Extracts from a graphics dataset:
•••••

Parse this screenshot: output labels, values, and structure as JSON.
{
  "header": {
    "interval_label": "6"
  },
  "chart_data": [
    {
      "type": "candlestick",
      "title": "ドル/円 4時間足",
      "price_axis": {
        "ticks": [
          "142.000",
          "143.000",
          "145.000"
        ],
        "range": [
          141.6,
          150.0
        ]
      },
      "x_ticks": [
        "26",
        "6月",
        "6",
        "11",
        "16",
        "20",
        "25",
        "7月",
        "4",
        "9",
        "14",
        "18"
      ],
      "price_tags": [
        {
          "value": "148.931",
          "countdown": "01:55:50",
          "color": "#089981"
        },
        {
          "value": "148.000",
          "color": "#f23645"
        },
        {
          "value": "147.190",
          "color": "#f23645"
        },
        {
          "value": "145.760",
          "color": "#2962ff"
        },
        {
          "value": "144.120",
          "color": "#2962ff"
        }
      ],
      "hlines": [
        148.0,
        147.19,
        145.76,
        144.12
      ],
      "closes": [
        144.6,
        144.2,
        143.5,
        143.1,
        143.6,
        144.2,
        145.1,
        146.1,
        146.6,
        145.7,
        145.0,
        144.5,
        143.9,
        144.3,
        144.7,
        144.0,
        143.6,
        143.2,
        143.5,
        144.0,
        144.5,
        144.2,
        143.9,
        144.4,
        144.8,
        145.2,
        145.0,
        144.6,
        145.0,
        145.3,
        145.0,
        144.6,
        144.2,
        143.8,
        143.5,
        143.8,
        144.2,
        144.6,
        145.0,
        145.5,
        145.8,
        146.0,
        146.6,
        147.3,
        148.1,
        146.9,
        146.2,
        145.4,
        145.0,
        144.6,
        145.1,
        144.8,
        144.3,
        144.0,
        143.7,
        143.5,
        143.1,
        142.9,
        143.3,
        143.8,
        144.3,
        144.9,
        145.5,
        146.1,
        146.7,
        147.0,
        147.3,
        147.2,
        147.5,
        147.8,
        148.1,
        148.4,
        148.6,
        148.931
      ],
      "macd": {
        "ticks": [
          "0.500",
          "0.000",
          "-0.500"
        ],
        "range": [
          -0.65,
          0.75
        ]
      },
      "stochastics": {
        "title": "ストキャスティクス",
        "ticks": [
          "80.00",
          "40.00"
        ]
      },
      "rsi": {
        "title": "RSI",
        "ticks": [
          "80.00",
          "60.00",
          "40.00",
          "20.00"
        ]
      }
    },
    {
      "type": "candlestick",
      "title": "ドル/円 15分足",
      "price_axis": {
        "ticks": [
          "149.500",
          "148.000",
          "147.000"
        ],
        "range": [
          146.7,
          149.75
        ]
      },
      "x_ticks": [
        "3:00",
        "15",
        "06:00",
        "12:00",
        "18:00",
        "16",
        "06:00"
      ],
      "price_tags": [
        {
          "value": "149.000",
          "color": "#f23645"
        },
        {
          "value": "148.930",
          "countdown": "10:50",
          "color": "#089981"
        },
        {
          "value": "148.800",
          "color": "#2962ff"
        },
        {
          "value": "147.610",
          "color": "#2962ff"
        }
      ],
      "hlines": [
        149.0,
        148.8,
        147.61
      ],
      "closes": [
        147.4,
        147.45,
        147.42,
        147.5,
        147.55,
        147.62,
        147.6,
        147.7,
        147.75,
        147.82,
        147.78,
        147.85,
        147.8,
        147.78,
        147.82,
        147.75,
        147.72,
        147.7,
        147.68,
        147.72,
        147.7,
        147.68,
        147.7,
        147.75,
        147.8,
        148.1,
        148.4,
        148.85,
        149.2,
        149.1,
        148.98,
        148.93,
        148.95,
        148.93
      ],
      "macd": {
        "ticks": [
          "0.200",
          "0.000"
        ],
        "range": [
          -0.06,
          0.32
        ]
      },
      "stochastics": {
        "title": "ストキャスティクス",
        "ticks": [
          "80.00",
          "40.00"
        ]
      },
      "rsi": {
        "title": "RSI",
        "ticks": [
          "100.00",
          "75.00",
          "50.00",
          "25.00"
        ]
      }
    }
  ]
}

•••••

Output the listing above without altering a single character.

_Exercise solution_
Parse this screenshot: output labels, values, and structure as JSON.
{
  "header": {
    "interval_label": "6"
  },
  "chart_data": [
    {
      "type": "candlestick",
      "title": "ドル/円 4時間足",
      "price_axis": {
        "ticks": [
          "142.000",
          "143.000",
          "145.000"
        ],
        "range": [
          141.6,
          150.0
        ]
      },
      "x_ticks": [
        "26",
        "6月",
        "6",
        "11",
        "16",
        "20",
        "25",
        "7月",
        "4",
        "9",
        "14",
        "18"
      ],
      "price_tags": [
        {
          "value": "148.931",
          "countdown": "01:55:50",
          "color": "#089981"
        },
        {
          "value": "148.000",
          "color": "#f23645"
        },
        {
          "value": "147.190",
          "color": "#f23645"
        },
        {
          "value": "145.760",
          "color": "#2962ff"
        },
        {
          "value": "144.120",
          "color": "#2962ff"
        }
      ],
      "hlines": [
        148.0,
        147.19,
        145.76,
        144.12
      ],
      "closes": [
        144.6,
        144.2,
        143.5,
        143.1,
        143.6,
        144.2,
        145.1,
        146.1,
        146.6,
        145.7,
        145.0,
        144.5,
        143.9,
        144.3,
        144.7,
        144.0,
        143.6,
        143.2,
        143.5,
        144.0,
        144.5,
        144.2,
        143.9,
        144.4,
        144.8,
        145.2,
        145.0,
        144.6,
        145.0,
        145.3,
        145.0,
        144.6,
        144.2,
        143.8,
        143.5,
        143.8,
        144.2,
        144.6,
        145.0,
        145.5,
        145.8,
        146.0,
        146.6,
        147.3,
        148.1,
        146.9,
        146.2,
        145.4,
        145.0,
        144.6,
        145.1,
        144.8,
        144.3,
        144.0,
        143.7,
        143.5,
        143.1,
        142.9,
        143.3,
        143.8,
        144.3,
        144.9,
        145.5,
        146.1,
        146.7,
        147.0,
        147.3,
        147.2,
        147.5,
        147.8,
        148.1,
        148.4,
        148.6,
        148.931
      ],
      "macd": {
        "ticks": [
          "0.500",
          "0.000",
          "-0.500"
        ],
        "range": [
          -0.65,
          0.75
        ]
      },
      "stochastics": {
        "title": "ストキャスティクス",
        "ticks": [
          "80.00",
          "40.00"
        ]
      },
      "rsi": {
        "title": "RSI",
        "ticks": [
          "80.00",
          "60.00",
          "40.00",
          "20.00"
        ]
      }
    },
    {
      "type": "candlestick",
      "title": "ドル/円 15分足",
      "price_axis": {
        "ticks": [
          "149.500",
          "148.000",
          "147.000"
        ],
        "range": [
          146.7,
          149.75
        ]
      },
      "x_ticks": [
        "3:00",
        "15",
        "06:00",
        "12:00",
        "18:00",
        "16",
        "06:00"
      ],
      "price_tags": [
        {
          "value": "149.000",
          "color": "#f23645"
        },
        {
          "value": "148.930",
          "countdown": "10:50",
          "color": "#089981"
        },
        {
          "value": "148.800",
          "color": "#2962ff"
        },
        {
          "value": "147.610",
          "color": "#2962ff"
        }
      ],
      "hlines": [
        149.0,
        148.8,
        147.61
      ],
      "closes": [
        147.4,
        147.45,
        147.42,
        147.5,
        147.55,
        147.62,
        147.6,
        147.7,
        147.75,
        147.82,
        147.78,
        147.85,
        147.8,
        147.78,
        147.82,
        147.75,
        147.72,
        147.7,
        147.68,
        147.72,
        147.7,
        147.68,
        147.7,
        147.75,
        147.8,
        148.1,
        148.4,
        148.85,
        149.2,
        149.1,
        148.98,
        148.93,
        148.95,
        148.93
      ],
      "macd": {
        "ticks": [
          "0.200",
          "0.000"
        ],
        "range": [
          -0.06,
          0.32
        ]
      },
      "stochastics": {
        "title": "ストキャスティクス",
        "ticks": [
          "80.00",
          "40.00"
        ]
      },
      "rsi": {
        "title": "RSI",
        "ticks": [
          "100.00",
          "75.00",
          "50.00",
          "25.00"
        ]
      }
    }
  ]
}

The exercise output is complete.